Task details: Write out every entry below exactly as it appears. Pictures do not belong in the copy.

Available records:
= Beginning of Section =
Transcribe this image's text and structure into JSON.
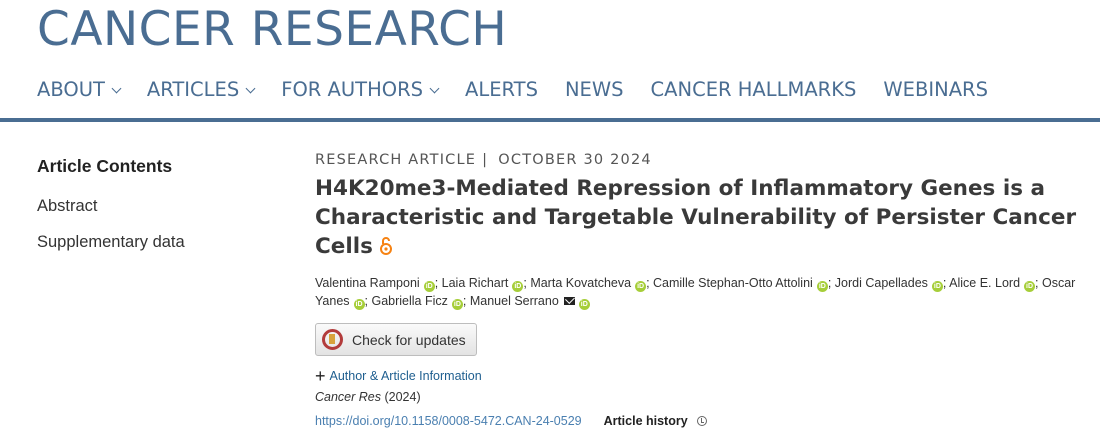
{
  "site": {
    "title": "CANCER RESEARCH"
  },
  "nav": [
    {
      "label": "ABOUT",
      "dropdown": true
    },
    {
      "label": "ARTICLES",
      "dropdown": true
    },
    {
      "label": "FOR AUTHORS",
      "dropdown": true
    },
    {
      "label": "ALERTS",
      "dropdown": false
    },
    {
      "label": "NEWS",
      "dropdown": false
    },
    {
      "label": "CANCER HALLMARKS",
      "dropdown": false
    },
    {
      "label": "WEBINARS",
      "dropdown": false
    }
  ],
  "sidebar": {
    "heading": "Article Contents",
    "links": [
      "Abstract",
      "Supplementary data"
    ]
  },
  "article": {
    "type": "RESEARCH ARTICLE",
    "separator": "|",
    "date": "OCTOBER 30 2024",
    "title": "H4K20me3-Mediated Repression of Inflammatory Genes is a Characteristic and Targetable Vulnerability of Persister Cancer Cells",
    "authors": [
      {
        "name": "Valentina Ramponi",
        "orcid": true,
        "email": false
      },
      {
        "name": "Laia Richart",
        "orcid": true,
        "email": false
      },
      {
        "name": "Marta Kovatcheva",
        "orcid": true,
        "email": false
      },
      {
        "name": "Camille Stephan-Otto Attolini",
        "orcid": true,
        "email": false
      },
      {
        "name": "Jordi Capellades",
        "orcid": true,
        "email": false
      },
      {
        "name": "Alice E. Lord",
        "orcid": true,
        "email": false
      },
      {
        "name": "Oscar Yanes",
        "orcid": true,
        "email": false
      },
      {
        "name": "Gabriella Ficz",
        "orcid": true,
        "email": false
      },
      {
        "name": "Manuel Serrano",
        "orcid": true,
        "email": true
      }
    ],
    "check_updates_label": "Check for updates",
    "author_info_label": "Author & Article Information",
    "journal": "Cancer Res",
    "year": "(2024)",
    "doi": "https://doi.org/10.1158/0008-5472.CAN-24-0529",
    "history_label": "Article history"
  },
  "colors": {
    "brand": "#4a6d92",
    "orcid": "#a6ce39",
    "open_access": "#f68212",
    "link": "#1e5e8f"
  }
}
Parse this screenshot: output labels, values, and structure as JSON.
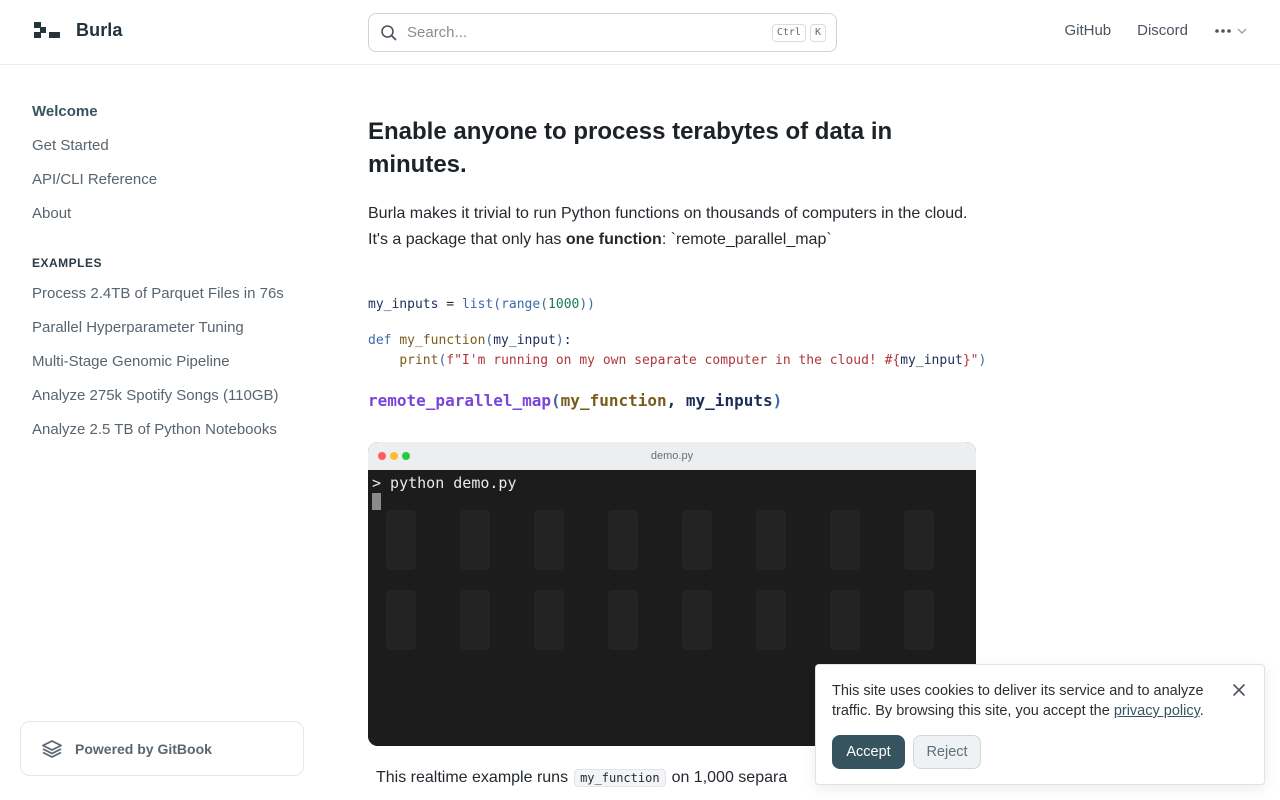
= End of Section =
Result of this exercise:
Transcribe this image's text and structure into JSON.
{
  "site": {
    "title": "CANCER RESEARCH"
  },
  "nav": [
    {
      "label": "ABOUT",
      "dropdown": true
    },
    {
      "label": "ARTICLES",
      "dropdown": true
    },
    {
      "label": "FOR AUTHORS",
      "dropdown": true
    },
    {
      "label": "ALERTS",
      "dropdown": false
    },
    {
      "label": "NEWS",
      "dropdown": false
    },
    {
      "label": "CANCER HALLMARKS",
      "dropdown": false
    },
    {
      "label": "WEBINARS",
      "dropdown": false
    }
  ],
  "sidebar": {
    "heading": "Article Contents",
    "links": [
      "Abstract",
      "Supplementary data"
    ]
  },
  "article": {
    "type": "RESEARCH ARTICLE",
    "separator": "|",
    "date": "OCTOBER 30 2024",
    "title": "H4K20me3-Mediated Repression of Inflammatory Genes is a Characteristic and Targetable Vulnerability of Persister Cancer Cells",
    "authors": [
      {
        "name": "Valentina Ramponi",
        "orcid": true,
        "email": false
      },
      {
        "name": "Laia Richart",
        "orcid": true,
        "email": false
      },
      {
        "name": "Marta Kovatcheva",
        "orcid": true,
        "email": false
      },
      {
        "name": "Camille Stephan-Otto Attolini",
        "orcid": true,
        "email": false
      },
      {
        "name": "Jordi Capellades",
        "orcid": true,
        "email": false
      },
      {
        "name": "Alice E. Lord",
        "orcid": true,
        "email": false
      },
      {
        "name": "Oscar Yanes",
        "orcid": true,
        "email": false
      },
      {
        "name": "Gabriella Ficz",
        "orcid": true,
        "email": false
      },
      {
        "name": "Manuel Serrano",
        "orcid": true,
        "email": true
      }
    ],
    "check_updates_label": "Check for updates",
    "author_info_label": "Author & Article Information",
    "journal": "Cancer Res",
    "year": "(2024)",
    "doi": "https://doi.org/10.1158/0008-5472.CAN-24-0529",
    "history_label": "Article history"
  },
  "colors": {
    "brand": "#4a6d92",
    "orcid": "#a6ce39",
    "open_access": "#f68212",
    "link": "#1e5e8f"
  }
}
Parse this screenshot: output labels, values, and structure as JSON.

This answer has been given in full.